+++ Dataset records

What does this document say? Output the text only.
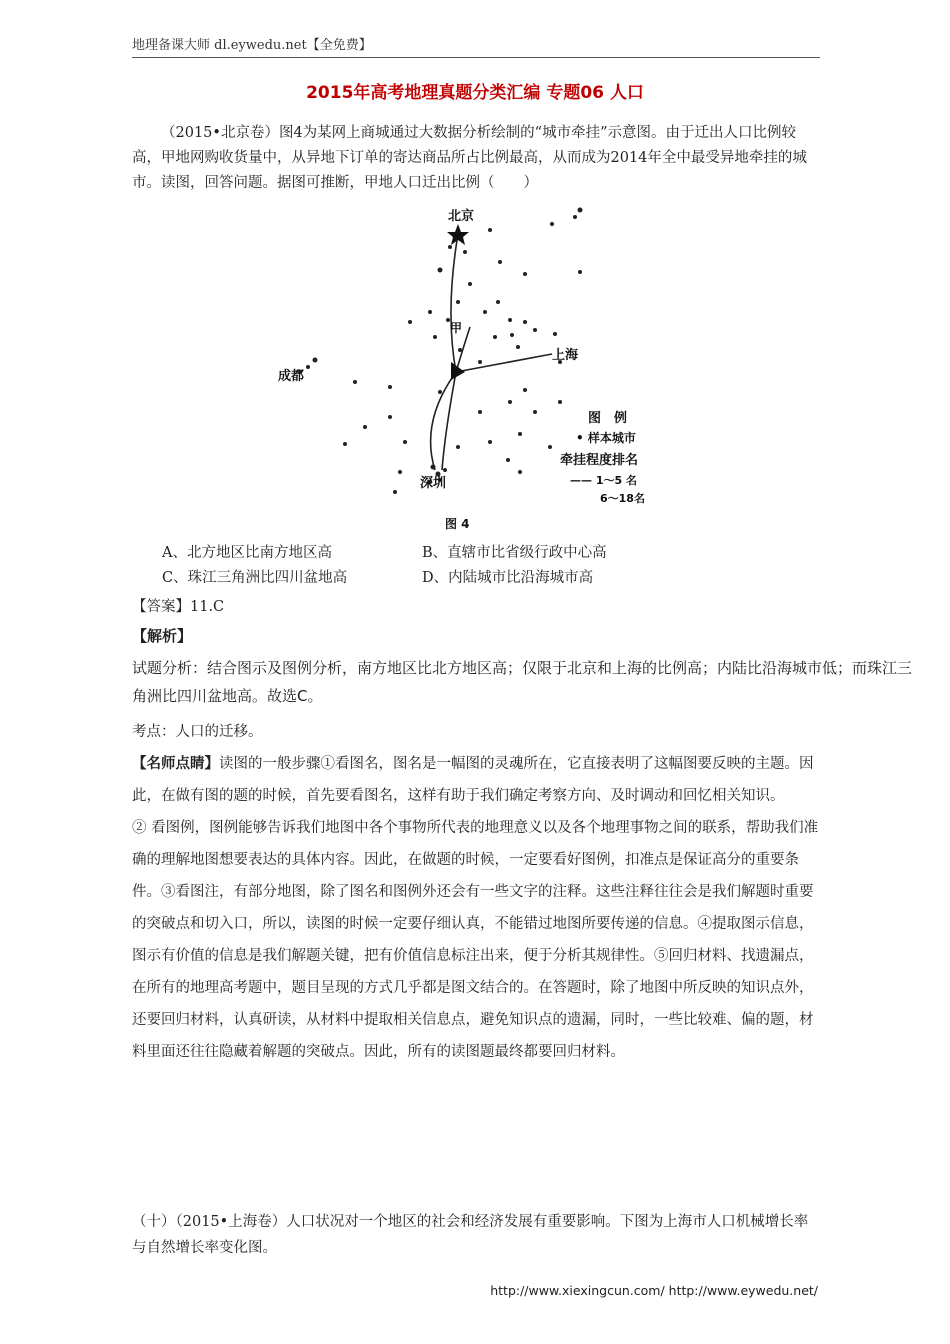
地理备课大师 dl.eywedu.net【全免费】
2015年高考地理真题分类汇编 专题06 人口
（2015•北京卷）图4为某网上商城通过大数据分析绘制的“城市牵挂”示意图。由于迁出人口比例较高，甲地网购收货量中，从异地下订单的寄达商品所占比例最高，从而成为2014年全中最受异地牵挂的城市。读图，回答问题。据图可推断，甲地人口迁出比例（　　）
北京
甲
上海
成都
深圳
图　例
• 样本城市
牵挂程度排名
—— 1～5 名
6～18名
图 4
A、北方地区比南方地区高	B、直辖市比省级行政中心高
C、珠江三角洲比四川盆地高	D、内陆城市比沿海城市高
【答案】11.C
【解析】
试题分析：结合图示及图例分析，南方地区比北方地区高；仅限于北京和上海的比例高；内陆比沿海城市低；而珠江三角洲比四川盆地高。故选C。
考点：人口的迁移。
【名师点睛】读图的一般步骤①看图名，图名是一幅图的灵魂所在，它直接表明了这幅图要反映的主题。因此，在做有图的题的时候，首先要看图名，这样有助于我们确定考察方向、及时调动和回忆相关知识。
② 看图例，图例能够告诉我们地图中各个事物所代表的地理意义以及各个地理事物之间的联系，帮助我们准确的理解地图想要表达的具体内容。因此，在做题的时候，一定要看好图例，扣准点是保证高分的重要条件。③看图注，有部分地图，除了图名和图例外还会有一些文字的注释。这些注释往往会是我们解题时重要的突破点和切入口，所以，读图的时候一定要仔细认真，不能错过地图所要传递的信息。④提取图示信息，图示有价值的信息是我们解题关键，把有价值信息标注出来，便于分析其规律性。⑤回归材料、找遗漏点，在所有的地理高考题中，题目呈现的方式几乎都是图文结合的。在答题时，除了地图中所反映的知识点外，还要回归材料，认真研读，从材料中提取相关信息点，避免知识点的遗漏，同时，一些比较难、偏的题，材料里面还往往隐藏着解题的突破点。因此，所有的读图题最终都要回归材料。
（十）（2015•上海卷）人口状况对一个地区的社会和经济发展有重要影响。下图为上海市人口机械增长率与自然增长率变化图。
http://www.xiexingcun.com/ http://www.eywedu.net/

++++++

▶ **Aim of the task**
Pull out each line of the records holding the string "eywedu".

▶ **Reply to the task**
地理备课大师 dl.eywedu.net【全免费】
http://www.xiexingcun.com/ http://www.eywedu.net/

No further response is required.